■ **What this task involves**
Your task is to copy each line that has the word "name".

■ **Material provided**

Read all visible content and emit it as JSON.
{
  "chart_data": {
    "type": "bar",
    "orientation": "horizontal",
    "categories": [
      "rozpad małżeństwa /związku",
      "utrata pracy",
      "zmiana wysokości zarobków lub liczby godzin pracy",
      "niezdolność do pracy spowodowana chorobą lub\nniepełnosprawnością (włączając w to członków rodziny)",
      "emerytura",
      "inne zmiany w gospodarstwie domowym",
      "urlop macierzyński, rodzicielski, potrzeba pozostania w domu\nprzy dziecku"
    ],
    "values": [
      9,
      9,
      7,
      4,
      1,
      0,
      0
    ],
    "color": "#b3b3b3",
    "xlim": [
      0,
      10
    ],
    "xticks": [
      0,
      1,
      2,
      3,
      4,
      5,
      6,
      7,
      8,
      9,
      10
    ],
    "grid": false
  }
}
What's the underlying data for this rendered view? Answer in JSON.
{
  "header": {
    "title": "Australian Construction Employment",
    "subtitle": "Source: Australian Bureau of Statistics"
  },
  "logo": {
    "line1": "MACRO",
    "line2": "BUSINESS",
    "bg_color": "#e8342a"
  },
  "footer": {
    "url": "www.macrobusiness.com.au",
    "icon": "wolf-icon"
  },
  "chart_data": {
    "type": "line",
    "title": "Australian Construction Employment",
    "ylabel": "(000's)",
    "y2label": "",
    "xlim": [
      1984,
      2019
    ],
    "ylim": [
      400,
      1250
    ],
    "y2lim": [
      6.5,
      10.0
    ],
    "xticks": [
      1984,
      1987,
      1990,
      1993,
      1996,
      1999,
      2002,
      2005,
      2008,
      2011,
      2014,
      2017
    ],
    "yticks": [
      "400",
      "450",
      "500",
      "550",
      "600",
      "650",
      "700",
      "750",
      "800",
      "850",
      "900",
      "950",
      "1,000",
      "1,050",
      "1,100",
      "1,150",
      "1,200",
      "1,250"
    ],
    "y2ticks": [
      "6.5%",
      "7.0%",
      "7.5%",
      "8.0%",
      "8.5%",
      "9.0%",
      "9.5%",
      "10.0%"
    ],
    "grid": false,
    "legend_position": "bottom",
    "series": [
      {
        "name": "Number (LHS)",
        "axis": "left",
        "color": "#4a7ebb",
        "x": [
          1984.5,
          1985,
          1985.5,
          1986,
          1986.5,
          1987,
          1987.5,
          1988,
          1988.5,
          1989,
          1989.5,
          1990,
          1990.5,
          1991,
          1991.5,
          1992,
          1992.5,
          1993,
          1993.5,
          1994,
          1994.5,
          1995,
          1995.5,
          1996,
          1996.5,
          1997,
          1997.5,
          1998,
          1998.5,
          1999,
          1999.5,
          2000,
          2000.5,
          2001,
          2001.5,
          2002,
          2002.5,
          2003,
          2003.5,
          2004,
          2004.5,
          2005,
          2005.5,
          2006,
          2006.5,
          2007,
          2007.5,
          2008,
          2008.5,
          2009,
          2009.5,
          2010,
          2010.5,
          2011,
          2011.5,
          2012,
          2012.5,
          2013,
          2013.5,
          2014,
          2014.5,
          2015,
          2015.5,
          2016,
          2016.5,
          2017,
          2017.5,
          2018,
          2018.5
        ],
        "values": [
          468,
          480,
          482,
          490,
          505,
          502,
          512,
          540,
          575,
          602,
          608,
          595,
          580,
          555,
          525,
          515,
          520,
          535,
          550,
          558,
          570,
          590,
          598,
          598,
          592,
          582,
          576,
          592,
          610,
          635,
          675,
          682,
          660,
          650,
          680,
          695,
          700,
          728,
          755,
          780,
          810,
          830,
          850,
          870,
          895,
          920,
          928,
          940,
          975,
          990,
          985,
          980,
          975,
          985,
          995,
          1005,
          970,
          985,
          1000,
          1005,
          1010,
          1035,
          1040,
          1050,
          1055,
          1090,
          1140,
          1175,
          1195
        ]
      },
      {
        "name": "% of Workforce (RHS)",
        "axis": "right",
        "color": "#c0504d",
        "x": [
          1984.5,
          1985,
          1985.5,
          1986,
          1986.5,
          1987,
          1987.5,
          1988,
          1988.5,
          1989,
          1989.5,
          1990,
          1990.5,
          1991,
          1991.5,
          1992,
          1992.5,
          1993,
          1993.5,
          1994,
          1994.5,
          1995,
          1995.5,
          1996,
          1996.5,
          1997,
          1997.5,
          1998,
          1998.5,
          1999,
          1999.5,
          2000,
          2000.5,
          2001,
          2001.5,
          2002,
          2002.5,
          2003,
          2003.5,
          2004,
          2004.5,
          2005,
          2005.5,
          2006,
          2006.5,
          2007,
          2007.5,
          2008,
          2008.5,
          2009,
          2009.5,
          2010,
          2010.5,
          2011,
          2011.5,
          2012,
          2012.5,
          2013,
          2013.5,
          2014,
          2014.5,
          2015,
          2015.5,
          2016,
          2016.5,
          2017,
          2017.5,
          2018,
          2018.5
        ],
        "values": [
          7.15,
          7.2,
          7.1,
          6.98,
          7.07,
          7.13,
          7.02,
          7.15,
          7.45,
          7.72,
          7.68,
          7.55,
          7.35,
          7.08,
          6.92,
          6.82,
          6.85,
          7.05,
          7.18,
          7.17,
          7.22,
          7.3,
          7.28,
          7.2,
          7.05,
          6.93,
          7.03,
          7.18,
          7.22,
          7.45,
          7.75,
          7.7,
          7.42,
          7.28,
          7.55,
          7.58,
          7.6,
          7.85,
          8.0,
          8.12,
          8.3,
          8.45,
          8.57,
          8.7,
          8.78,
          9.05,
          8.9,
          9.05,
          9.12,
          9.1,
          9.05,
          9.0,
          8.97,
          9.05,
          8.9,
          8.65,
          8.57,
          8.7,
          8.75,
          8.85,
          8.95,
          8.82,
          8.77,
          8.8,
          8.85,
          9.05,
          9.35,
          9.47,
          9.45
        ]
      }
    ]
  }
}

■ **Written response**
        "name": "Number (LHS)",
        "name": "% of Workforce (RHS)",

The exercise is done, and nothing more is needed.